▶ **Requirement**: Can all of these lines be returned exactly?

▶ **Dataset listings of figures**:
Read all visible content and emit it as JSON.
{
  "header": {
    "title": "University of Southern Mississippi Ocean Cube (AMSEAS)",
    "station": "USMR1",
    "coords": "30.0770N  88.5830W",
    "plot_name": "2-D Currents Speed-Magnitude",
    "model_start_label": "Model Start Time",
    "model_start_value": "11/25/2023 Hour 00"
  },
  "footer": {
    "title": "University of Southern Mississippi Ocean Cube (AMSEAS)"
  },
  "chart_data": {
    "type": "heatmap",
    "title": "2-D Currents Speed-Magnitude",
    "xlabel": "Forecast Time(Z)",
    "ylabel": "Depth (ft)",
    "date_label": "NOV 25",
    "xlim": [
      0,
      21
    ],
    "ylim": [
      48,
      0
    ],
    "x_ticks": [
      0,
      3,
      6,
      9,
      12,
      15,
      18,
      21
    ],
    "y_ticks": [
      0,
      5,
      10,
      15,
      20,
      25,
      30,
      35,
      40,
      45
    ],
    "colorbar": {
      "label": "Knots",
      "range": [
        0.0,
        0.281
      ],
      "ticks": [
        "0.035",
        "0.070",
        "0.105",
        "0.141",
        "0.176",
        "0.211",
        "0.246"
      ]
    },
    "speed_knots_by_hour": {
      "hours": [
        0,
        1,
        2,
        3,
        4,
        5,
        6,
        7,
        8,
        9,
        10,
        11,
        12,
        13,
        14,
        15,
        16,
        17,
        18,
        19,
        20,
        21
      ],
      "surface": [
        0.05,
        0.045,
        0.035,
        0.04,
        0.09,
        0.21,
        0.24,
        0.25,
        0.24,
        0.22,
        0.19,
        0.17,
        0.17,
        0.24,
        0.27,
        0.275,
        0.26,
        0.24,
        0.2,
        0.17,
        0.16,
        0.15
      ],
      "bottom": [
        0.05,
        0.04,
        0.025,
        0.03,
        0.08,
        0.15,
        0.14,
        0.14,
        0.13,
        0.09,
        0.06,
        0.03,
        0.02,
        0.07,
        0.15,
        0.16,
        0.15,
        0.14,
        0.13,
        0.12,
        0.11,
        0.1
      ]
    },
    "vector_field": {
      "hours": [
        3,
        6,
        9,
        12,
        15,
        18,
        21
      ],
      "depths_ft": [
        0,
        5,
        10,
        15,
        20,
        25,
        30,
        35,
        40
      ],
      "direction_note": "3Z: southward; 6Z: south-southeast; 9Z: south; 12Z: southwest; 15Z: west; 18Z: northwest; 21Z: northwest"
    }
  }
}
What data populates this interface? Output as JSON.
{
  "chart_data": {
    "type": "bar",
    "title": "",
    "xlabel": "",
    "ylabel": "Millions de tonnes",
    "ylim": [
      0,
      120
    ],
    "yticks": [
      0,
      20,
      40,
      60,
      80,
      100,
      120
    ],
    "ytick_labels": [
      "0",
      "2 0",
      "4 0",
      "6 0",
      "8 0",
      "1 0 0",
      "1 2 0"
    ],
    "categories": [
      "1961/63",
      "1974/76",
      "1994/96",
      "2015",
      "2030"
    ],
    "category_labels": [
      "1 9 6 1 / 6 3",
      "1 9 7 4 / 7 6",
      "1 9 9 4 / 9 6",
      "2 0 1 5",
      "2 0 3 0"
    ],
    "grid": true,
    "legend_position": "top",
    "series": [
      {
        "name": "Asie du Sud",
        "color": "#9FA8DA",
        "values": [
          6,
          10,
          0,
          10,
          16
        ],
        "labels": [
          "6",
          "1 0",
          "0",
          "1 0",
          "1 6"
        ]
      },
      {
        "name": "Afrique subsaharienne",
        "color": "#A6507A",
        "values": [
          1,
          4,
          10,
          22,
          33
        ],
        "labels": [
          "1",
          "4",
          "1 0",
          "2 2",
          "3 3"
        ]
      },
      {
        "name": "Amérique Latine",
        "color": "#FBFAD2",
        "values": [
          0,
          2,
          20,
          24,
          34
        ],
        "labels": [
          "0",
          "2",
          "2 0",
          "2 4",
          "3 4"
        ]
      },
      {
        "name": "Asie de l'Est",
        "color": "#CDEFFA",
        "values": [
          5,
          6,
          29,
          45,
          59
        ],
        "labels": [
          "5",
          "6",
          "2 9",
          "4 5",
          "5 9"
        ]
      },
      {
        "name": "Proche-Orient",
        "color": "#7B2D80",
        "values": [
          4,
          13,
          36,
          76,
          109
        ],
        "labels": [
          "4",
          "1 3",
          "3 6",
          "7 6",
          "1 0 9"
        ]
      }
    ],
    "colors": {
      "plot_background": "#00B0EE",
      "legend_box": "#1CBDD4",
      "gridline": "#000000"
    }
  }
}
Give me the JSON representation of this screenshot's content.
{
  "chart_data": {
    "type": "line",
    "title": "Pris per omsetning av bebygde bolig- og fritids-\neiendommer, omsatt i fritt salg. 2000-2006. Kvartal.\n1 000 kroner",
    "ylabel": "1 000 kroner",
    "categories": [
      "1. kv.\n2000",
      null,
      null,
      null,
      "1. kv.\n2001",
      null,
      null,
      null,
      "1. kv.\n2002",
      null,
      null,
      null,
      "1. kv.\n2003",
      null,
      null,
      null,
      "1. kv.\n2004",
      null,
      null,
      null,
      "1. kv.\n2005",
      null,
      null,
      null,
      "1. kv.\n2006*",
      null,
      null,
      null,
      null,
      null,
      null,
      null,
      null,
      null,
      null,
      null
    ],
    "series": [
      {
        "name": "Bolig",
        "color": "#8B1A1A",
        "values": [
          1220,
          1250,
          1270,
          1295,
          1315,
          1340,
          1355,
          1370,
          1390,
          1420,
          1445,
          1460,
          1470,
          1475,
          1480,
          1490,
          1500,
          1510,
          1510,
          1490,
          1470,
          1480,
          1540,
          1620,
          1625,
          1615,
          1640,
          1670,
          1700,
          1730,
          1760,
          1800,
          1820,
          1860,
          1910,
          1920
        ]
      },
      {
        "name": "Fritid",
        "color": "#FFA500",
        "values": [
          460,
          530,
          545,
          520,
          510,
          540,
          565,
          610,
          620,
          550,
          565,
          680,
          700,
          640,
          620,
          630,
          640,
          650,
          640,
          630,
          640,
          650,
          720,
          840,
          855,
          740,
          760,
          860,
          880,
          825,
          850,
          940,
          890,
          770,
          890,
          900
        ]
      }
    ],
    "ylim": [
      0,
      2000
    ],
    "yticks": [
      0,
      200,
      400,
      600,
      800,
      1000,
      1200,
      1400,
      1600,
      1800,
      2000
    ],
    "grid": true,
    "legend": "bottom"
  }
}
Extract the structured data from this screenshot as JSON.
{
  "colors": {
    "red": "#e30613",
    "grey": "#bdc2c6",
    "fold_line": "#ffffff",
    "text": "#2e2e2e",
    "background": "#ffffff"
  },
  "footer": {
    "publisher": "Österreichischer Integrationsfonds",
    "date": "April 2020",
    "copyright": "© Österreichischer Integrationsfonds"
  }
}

▶ **Answer for the task**:
Read all visible content and emit it as JSON.
{
  "header": {
    "title": "University of Southern Mississippi Ocean Cube (AMSEAS)",
    "station": "USMR1",
    "coords": "30.0770N  88.5830W",
    "plot_name": "2-D Currents Speed-Magnitude",
    "model_start_label": "Model Start Time",
    "model_start_value": "11/25/2023 Hour 00"
  },
  "footer": {
    "title": "University of Southern Mississippi Ocean Cube (AMSEAS)"
  },
  "chart_data": {
    "type": "heatmap",
    "title": "2-D Currents Speed-Magnitude",
    "xlabel": "Forecast Time(Z)",
    "ylabel": "Depth (ft)",
    "date_label": "NOV 25",
    "xlim": [
      0,
      21
    ],
    "ylim": [
      48,
      0
    ],
    "x_ticks": [
      0,
      3,
      6,
      9,
      12,
      15,
      18,
      21
    ],
    "y_ticks": [
      0,
      5,
      10,
      15,
      20,
      25,
      30,
      35,
      40,
      45
    ],
    "colorbar": {
      "label": "Knots",
      "range": [
        0.0,
        0.281
      ],
      "ticks": [
        "0.035",
        "0.070",
        "0.105",
        "0.141",
        "0.176",
        "0.211",
        "0.246"
      ]
    },
    "speed_knots_by_hour": {
      "hours": [
        0,
        1,
        2,
        3,
        4,
        5,
        6,
        7,
        8,
        9,
        10,
        11,
        12,
        13,
        14,
        15,
        16,
        17,
        18,
        19,
        20,
        21
      ],
      "surface": [
        0.05,
        0.045,
        0.035,
        0.04,
        0.09,
        0.21,
        0.24,
        0.25,
        0.24,
        0.22,
        0.19,
        0.17,
        0.17,
        0.24,
        0.27,
        0.275,
        0.26,
        0.24,
        0.2,
        0.17,
        0.16,
        0.15
      ],
      "bottom": [
        0.05,
        0.04,
        0.025,
        0.03,
        0.08,
        0.15,
        0.14,
        0.14,
        0.13,
        0.09,
        0.06,
        0.03,
        0.02,
        0.07,
        0.15,
        0.16,
        0.15,
        0.14,
        0.13,
        0.12,
        0.11,
        0.1
      ]
    },
    "vector_field": {
      "hours": [
        3,
        6,
        9,
        12,
        15,
        18,
        21
      ],
      "depths_ft": [
        0,
        5,
        10,
        15,
        20,
        25,
        30,
        35,
        40
      ],
      "direction_note": "3Z: southward; 6Z: south-southeast; 9Z: south; 12Z: southwest; 15Z: west; 18Z: northwest; 21Z: northwest"
    }
  }
}
What data populates this interface? Output as JSON.
{
  "chart_data": {
    "type": "bar",
    "title": "",
    "xlabel": "",
    "ylabel": "Millions de tonnes",
    "ylim": [
      0,
      120
    ],
    "yticks": [
      0,
      20,
      40,
      60,
      80,
      100,
      120
    ],
    "ytick_labels": [
      "0",
      "2 0",
      "4 0",
      "6 0",
      "8 0",
      "1 0 0",
      "1 2 0"
    ],
    "categories": [
      "1961/63",
      "1974/76",
      "1994/96",
      "2015",
      "2030"
    ],
    "category_labels": [
      "1 9 6 1 / 6 3",
      "1 9 7 4 / 7 6",
      "1 9 9 4 / 9 6",
      "2 0 1 5",
      "2 0 3 0"
    ],
    "grid": true,
    "legend_position": "top",
    "series": [
      {
        "name": "Asie du Sud",
        "color": "#9FA8DA",
        "values": [
          6,
          10,
          0,
          10,
          16
        ],
        "labels": [
          "6",
          "1 0",
          "0",
          "1 0",
          "1 6"
        ]
      },
      {
        "name": "Afrique subsaharienne",
        "color": "#A6507A",
        "values": [
          1,
          4,
          10,
          22,
          33
        ],
        "labels": [
          "1",
          "4",
          "1 0",
          "2 2",
          "3 3"
        ]
      },
      {
        "name": "Amérique Latine",
        "color": "#FBFAD2",
        "values": [
          0,
          2,
          20,
          24,
          34
        ],
        "labels": [
          "0",
          "2",
          "2 0",
          "2 4",
          "3 4"
        ]
      },
      {
        "name": "Asie de l'Est",
        "color": "#CDEFFA",
        "values": [
          5,
          6,
          29,
          45,
          59
        ],
        "labels": [
          "5",
          "6",
          "2 9",
          "4 5",
          "5 9"
        ]
      },
      {
        "name": "Proche-Orient",
        "color": "#7B2D80",
        "values": [
          4,
          13,
          36,
          76,
          109
        ],
        "labels": [
          "4",
          "1 3",
          "3 6",
          "7 6",
          "1 0 9"
        ]
      }
    ],
    "colors": {
      "plot_background": "#00B0EE",
      "legend_box": "#1CBDD4",
      "gridline": "#000000"
    }
  }
}
Give me the JSON representation of this screenshot's content.
{
  "chart_data": {
    "type": "line",
    "title": "Pris per omsetning av bebygde bolig- og fritids-\neiendommer, omsatt i fritt salg. 2000-2006. Kvartal.\n1 000 kroner",
    "ylabel": "1 000 kroner",
    "categories": [
      "1. kv.\n2000",
      null,
      null,
      null,
      "1. kv.\n2001",
      null,
      null,
      null,
      "1. kv.\n2002",
      null,
      null,
      null,
      "1. kv.\n2003",
      null,
      null,
      null,
      "1. kv.\n2004",
      null,
      null,
      null,
      "1. kv.\n2005",
      null,
      null,
      null,
      "1. kv.\n2006*",
      null,
      null,
      null,
      null,
      null,
      null,
      null,
      null,
      null,
      null,
      null
    ],
    "series": [
      {
        "name": "Bolig",
        "color": "#8B1A1A",
        "values": [
          1220,
          1250,
          1270,
          1295,
          1315,
          1340,
          1355,
          1370,
          1390,
          1420,
          1445,
          1460,
          1470,
          1475,
          1480,
          1490,
          1500,
          1510,
          1510,
          1490,
          1470,
          1480,
          1540,
          1620,
          1625,
          1615,
          1640,
          1670,
          1700,
          1730,
          1760,
          1800,
          1820,
          1860,
          1910,
          1920
        ]
      },
      {
        "name": "Fritid",
        "color": "#FFA500",
        "values": [
          460,
          530,
          545,
          520,
          510,
          540,
          565,
          610,
          620,
          550,
          565,
          680,
          700,
          640,
          620,
          630,
          640,
          650,
          640,
          630,
          640,
          650,
          720,
          840,
          855,
          740,
          760,
          860,
          880,
          825,
          850,
          940,
          890,
          770,
          890,
          900
        ]
      }
    ],
    "ylim": [
      0,
      2000
    ],
    "yticks": [
      0,
      200,
      400,
      600,
      800,
      1000,
      1200,
      1400,
      1600,
      1800,
      2000
    ],
    "grid": true,
    "legend": "bottom"
  }
}
Extract the structured data from this screenshot as JSON.
{
  "colors": {
    "red": "#e30613",
    "grey": "#bdc2c6",
    "fold_line": "#ffffff",
    "text": "#2e2e2e",
    "background": "#ffffff"
  },
  "footer": {
    "publisher": "Österreichischer Integrationsfonds",
    "date": "April 2020",
    "copyright": "© Österreichischer Integrationsfonds"
  }
}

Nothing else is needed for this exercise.